Quoted passage:
====
Re: a strange order by behavior

From: Samuel Gendler <sgendler(at)ideasculptor(dot)com>
To: Eyal Wilde <eyal(at)impactsoft(dot)co(dot)il>
Cc: pgsql-sql(at)postgresql(dot)org
Subject: Re: a strange order by behavior
Date: 2011-06-22 08:43:20
Message-ID: BANLkTi=PXV+FrAJHHX56D41Xo4DzG7vADA@mail.gmail.com
Views: Raw Message | Whole Thread | Download mbox | Resend email
Thread:
Lists: pgsql-sql

On Tue, Jun 21, 2011 at 3:37 AM, Eyal Wilde <eyal(at)impactsoft(dot)co(dot)il> wrote:

> the database collation is: en_US.UTF-8
>
> drop table t1;
> create table t1 (recid int ,f1 varchar(20));
> insert into t1 values (1,'a');
> insert into t1 values (2,' ');
> insert into t1 values (3,'aa');
> insert into t1 values (4,' a');
> select * from t1 order by f1
>
> result:
>
> recid f1
> 2 " "
> 1 "a" -- 2 comes before 1 because space is smaller then 'a'.
> fine.
> 4 " a" -- now is see that 1 comes before 4 because space is
> greater then 'a' !?
> 3 "aa" -- now again, 4 comes before 3 because space is smaller
> the 'a' !?!
====
Data records:
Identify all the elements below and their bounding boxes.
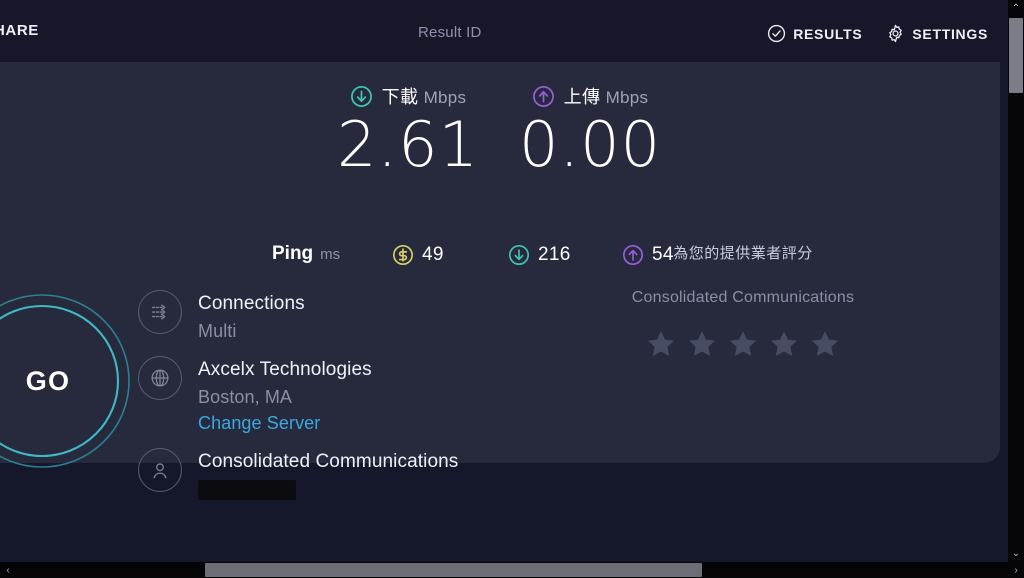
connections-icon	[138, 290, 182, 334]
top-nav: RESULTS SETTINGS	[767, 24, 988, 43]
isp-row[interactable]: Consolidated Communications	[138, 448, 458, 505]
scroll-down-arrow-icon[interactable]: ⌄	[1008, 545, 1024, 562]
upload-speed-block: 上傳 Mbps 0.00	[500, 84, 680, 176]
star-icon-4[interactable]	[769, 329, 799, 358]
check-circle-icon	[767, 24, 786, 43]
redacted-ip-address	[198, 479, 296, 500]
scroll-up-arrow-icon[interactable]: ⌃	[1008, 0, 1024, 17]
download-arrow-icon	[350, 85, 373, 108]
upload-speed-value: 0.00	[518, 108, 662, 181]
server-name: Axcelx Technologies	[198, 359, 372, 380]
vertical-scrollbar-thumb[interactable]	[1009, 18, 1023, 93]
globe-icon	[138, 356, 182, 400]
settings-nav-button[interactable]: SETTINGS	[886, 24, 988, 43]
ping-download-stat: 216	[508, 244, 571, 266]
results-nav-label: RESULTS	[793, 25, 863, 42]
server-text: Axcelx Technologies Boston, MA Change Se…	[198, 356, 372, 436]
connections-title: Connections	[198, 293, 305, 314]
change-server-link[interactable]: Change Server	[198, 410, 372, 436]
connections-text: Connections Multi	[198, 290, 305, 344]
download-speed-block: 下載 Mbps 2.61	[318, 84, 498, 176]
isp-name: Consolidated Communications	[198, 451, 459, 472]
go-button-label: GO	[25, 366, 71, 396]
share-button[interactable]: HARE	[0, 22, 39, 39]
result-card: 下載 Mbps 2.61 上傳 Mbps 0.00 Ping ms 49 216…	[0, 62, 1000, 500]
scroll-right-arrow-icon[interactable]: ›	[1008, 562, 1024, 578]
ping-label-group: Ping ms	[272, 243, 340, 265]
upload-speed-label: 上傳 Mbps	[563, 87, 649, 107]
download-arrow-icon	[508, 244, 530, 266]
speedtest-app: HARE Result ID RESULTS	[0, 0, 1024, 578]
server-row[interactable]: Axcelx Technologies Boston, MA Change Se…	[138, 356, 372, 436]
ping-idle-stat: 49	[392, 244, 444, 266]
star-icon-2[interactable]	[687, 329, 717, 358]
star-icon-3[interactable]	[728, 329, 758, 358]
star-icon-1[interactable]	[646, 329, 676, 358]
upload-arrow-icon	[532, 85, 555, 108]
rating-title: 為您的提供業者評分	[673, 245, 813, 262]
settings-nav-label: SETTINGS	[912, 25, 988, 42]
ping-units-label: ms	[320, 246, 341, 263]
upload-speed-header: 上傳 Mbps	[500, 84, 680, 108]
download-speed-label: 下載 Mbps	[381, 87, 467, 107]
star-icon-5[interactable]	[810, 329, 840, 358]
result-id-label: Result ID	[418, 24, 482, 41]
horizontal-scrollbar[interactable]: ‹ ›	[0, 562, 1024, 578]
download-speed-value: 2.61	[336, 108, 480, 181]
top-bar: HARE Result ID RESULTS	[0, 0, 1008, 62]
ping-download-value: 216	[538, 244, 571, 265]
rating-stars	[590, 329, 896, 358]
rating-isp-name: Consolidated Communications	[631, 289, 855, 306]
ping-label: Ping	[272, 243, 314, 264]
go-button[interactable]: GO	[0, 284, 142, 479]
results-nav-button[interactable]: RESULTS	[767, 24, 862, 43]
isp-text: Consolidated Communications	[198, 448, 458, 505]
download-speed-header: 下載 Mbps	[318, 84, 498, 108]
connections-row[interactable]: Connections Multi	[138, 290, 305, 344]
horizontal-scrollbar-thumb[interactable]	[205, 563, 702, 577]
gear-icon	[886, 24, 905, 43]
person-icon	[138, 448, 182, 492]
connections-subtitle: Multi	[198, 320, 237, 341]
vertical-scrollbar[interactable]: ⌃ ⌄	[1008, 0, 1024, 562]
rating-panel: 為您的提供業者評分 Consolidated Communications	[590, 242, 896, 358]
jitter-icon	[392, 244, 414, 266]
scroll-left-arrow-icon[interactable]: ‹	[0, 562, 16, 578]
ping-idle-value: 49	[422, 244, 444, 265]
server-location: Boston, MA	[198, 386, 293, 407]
====
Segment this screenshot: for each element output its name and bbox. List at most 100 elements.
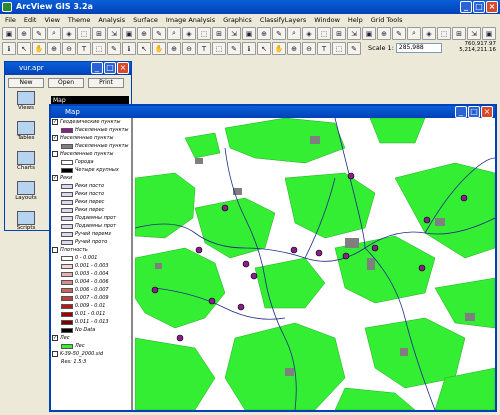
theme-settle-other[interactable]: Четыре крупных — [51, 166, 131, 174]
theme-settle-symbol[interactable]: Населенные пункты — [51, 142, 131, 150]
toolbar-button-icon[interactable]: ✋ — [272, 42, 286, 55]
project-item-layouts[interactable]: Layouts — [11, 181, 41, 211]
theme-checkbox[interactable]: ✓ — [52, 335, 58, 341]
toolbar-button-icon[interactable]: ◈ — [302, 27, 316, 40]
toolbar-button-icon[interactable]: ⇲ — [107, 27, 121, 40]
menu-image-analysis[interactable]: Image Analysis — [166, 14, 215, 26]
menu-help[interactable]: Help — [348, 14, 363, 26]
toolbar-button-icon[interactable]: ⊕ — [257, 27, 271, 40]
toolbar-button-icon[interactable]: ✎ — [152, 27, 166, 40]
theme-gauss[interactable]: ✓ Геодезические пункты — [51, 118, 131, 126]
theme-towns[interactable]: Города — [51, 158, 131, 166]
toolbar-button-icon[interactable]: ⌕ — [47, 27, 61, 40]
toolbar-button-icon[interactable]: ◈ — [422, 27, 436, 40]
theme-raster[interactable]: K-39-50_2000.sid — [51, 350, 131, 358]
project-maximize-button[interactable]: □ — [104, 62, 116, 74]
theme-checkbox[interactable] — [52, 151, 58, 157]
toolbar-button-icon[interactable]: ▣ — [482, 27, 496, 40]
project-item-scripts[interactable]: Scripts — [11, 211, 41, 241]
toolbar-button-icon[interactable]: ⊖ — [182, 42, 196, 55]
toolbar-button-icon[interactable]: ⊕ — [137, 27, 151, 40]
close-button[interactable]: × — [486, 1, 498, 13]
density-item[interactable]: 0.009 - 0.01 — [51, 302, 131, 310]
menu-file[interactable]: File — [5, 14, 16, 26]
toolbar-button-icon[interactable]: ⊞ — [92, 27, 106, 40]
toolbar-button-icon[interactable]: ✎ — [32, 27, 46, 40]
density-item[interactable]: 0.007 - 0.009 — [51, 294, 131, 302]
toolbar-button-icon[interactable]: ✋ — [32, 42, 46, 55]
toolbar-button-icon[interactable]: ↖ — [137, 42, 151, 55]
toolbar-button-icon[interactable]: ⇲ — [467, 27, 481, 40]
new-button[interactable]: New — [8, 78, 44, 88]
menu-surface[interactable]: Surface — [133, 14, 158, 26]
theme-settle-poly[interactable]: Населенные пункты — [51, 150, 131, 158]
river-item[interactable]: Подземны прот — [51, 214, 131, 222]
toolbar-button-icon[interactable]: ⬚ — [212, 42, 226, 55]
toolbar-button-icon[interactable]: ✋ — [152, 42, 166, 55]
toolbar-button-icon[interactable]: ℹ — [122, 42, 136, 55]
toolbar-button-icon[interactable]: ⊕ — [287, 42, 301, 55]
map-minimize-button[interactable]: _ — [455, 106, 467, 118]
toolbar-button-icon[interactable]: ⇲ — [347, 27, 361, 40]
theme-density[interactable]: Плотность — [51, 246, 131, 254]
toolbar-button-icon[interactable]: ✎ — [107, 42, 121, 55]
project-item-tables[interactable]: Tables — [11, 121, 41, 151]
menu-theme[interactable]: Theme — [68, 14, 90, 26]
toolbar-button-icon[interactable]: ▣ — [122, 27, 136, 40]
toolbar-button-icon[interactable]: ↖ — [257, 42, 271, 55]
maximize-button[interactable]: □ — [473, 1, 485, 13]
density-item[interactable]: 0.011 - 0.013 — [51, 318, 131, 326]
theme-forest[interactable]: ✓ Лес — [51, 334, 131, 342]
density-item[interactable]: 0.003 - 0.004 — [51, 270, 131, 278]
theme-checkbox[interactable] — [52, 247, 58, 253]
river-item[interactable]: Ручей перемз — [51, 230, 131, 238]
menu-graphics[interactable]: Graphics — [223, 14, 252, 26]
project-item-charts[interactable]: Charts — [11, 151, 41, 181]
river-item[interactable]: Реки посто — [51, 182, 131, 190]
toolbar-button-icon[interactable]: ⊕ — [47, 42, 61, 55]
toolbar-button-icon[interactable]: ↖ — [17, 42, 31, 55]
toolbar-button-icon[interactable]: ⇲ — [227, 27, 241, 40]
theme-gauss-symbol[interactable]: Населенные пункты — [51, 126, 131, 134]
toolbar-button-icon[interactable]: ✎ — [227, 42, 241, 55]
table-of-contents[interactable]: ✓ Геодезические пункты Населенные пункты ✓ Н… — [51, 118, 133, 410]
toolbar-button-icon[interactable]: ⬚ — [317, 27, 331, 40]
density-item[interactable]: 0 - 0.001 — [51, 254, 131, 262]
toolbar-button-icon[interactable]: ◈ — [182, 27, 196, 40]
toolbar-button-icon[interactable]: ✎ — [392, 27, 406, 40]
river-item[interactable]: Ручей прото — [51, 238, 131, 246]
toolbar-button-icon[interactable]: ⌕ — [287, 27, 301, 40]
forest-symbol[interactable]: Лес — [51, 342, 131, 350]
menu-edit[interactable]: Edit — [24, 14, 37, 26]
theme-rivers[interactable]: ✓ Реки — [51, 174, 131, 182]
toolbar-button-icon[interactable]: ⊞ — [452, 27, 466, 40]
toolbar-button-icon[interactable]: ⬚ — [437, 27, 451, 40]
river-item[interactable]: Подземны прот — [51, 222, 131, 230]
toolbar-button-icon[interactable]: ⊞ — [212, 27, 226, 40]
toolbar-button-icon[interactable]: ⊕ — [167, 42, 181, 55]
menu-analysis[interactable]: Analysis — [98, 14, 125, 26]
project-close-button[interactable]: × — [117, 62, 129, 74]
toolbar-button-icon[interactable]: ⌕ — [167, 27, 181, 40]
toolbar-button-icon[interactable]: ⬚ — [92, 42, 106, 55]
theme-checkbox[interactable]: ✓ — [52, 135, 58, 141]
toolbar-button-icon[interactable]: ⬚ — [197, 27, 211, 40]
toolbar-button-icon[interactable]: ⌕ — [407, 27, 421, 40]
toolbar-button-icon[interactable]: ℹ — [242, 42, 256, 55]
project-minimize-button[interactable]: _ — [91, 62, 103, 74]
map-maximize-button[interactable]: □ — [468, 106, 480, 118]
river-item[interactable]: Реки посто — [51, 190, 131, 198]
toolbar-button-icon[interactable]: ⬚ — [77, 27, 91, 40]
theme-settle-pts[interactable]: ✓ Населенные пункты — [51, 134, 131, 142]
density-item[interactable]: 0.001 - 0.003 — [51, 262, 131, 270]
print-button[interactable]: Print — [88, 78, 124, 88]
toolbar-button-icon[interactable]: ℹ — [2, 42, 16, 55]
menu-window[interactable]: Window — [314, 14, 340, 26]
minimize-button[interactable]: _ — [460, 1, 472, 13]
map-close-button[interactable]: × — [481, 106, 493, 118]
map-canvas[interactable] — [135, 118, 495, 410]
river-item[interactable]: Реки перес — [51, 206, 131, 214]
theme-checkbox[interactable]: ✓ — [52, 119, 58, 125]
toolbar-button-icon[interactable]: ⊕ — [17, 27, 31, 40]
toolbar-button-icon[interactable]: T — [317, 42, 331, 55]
====
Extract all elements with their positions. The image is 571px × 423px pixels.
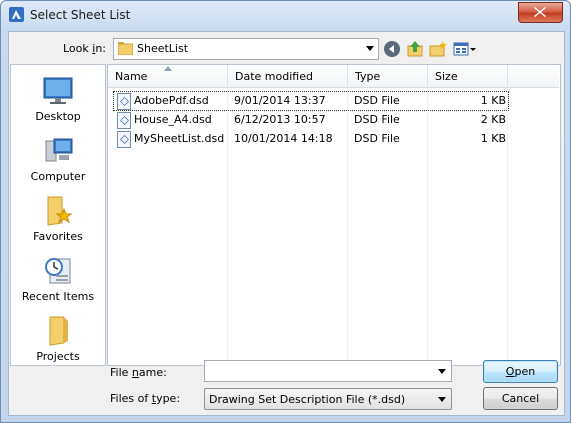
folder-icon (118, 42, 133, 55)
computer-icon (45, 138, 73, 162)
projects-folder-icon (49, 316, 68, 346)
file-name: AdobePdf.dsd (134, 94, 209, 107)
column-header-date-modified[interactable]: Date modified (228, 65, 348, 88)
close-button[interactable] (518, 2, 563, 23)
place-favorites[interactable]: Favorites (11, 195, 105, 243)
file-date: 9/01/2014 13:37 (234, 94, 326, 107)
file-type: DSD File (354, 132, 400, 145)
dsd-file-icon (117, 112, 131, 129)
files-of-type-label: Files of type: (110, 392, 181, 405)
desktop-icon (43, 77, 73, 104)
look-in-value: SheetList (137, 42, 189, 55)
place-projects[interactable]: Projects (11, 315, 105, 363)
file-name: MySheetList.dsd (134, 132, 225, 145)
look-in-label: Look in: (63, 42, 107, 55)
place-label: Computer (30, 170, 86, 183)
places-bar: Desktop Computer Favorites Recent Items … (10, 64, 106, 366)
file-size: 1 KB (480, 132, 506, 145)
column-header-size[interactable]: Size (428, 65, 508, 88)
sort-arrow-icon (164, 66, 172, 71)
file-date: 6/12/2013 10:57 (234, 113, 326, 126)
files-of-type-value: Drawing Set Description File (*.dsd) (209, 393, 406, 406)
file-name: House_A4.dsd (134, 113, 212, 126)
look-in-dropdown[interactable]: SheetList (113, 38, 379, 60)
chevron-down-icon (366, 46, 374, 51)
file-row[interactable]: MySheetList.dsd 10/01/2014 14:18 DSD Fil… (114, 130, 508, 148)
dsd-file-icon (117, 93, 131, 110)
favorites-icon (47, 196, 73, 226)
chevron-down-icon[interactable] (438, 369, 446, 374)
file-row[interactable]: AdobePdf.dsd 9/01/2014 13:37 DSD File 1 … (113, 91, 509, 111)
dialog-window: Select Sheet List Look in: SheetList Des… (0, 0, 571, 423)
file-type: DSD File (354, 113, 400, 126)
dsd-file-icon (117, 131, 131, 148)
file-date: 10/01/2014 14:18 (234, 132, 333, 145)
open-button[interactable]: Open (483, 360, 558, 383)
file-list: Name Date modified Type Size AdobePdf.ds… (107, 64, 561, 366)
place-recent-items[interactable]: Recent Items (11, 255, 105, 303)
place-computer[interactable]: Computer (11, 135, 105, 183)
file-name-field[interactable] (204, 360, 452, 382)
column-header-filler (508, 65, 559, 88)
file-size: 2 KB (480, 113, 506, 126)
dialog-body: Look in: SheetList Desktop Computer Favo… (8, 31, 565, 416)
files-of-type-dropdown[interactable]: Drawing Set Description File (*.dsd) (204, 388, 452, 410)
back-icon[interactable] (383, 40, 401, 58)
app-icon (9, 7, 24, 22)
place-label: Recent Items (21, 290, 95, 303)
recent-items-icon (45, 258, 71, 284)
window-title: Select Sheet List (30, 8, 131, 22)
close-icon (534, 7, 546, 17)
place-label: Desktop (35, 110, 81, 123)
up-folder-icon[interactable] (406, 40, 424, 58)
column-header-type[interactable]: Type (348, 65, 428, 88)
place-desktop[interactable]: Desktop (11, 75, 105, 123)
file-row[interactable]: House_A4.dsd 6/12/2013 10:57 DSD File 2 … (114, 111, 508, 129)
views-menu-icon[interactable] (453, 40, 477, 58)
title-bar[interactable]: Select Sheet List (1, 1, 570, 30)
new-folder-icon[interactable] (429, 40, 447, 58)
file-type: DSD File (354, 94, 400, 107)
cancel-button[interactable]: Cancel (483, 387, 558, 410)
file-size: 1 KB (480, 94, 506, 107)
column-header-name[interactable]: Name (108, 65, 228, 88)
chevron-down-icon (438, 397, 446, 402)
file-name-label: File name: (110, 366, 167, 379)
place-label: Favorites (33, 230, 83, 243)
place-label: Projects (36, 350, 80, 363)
====
Challenge A: List every distinct email address that appears in the mailing-list post about the strange ORDER BY behavior.
Challenge B:
Answer these questions using the mailing-list post about the strange ORDER BY behavior:
(i) What database collation does the quoted message give?
(ii) What date and time appear in the Date field of the header?
(iii) Which recid is listed first in the query result?
Challenge C: Continue the mailing-list post about the strange ORDER BY behavior, beginning right after its final line.

Exercise output A:
sgendler(at)ideasculptor(dot)com
eyal(at)impactsoft(dot)co(dot)il
pgsql-sql(at)postgresql(dot)org

Exercise output B:
(i) en_US.UTF-8
(ii) 2011-06-22 08:43:20
(iii) 2

Exercise output C:
>
>
I seem to recall a thread here about it ignoring spaces entirely in that
collation (and maybe ignoring capitalization, too?). I went to go test that
assertion by initializing a database with C collation and got some complaint
about it being incompatible with my template1 template database. I
initialized a db off of template0 and then got side tracked and you've only
just reminded me of it. I was planning to test whether it is safe to use
UTF-8 for encoding but use C collation, and then maybe investigate other
collations.

This worked:

createdb -E UTF-8 --lc-collate=C some_db

so it should be easy enough to play around with it some. I'm not sure how
to get a list of valid collations for any given charset, and it seems like C
collation would generate somewhat strange results with non-ascii characters
(french accented characters are supposed to alphabetize in some unexpected
manner, I believe), so there must be something better - closer to UTF-8
collation but without ignoring whitespace and such. A quick google search
reveals that there is some kind of standard for unicode collation (
http://www.unicode.org/reports/tr10/ ) and I have no idea if that is what is
represented by the en_US.UTF-8 collation or not. I've got no real
experience with this stuff.

It appears that there are differences regarding collation in recent versions
- the beta docs for 9.1 show that you can set collation on individual
operations or differently for different columns (
http://www.postgresql.org/docs/9.1/static/collation.html ). I see nothing
like that in 8.4 docs.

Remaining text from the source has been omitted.